Begin

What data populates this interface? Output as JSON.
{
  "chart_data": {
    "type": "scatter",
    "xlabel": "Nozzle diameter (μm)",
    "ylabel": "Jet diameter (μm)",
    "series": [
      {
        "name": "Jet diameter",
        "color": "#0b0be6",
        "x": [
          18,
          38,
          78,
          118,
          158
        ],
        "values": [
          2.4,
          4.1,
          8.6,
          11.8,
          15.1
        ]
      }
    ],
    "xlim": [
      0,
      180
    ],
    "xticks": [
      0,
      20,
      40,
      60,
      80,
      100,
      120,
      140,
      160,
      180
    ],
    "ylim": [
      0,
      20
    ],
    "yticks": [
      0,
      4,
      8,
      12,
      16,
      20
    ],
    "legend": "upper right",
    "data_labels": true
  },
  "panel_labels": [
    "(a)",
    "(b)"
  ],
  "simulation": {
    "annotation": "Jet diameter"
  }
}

End

■ THE TASK
Gather each line in the entries above where the string "diameter" is found.

■ ANSWER TO THIS PROBLEM
    "xlabel": "Nozzle diameter (μm)",
    "ylabel": "Jet diameter (μm)",
        "name": "Jet diameter",
    "annotation": "Jet diameter"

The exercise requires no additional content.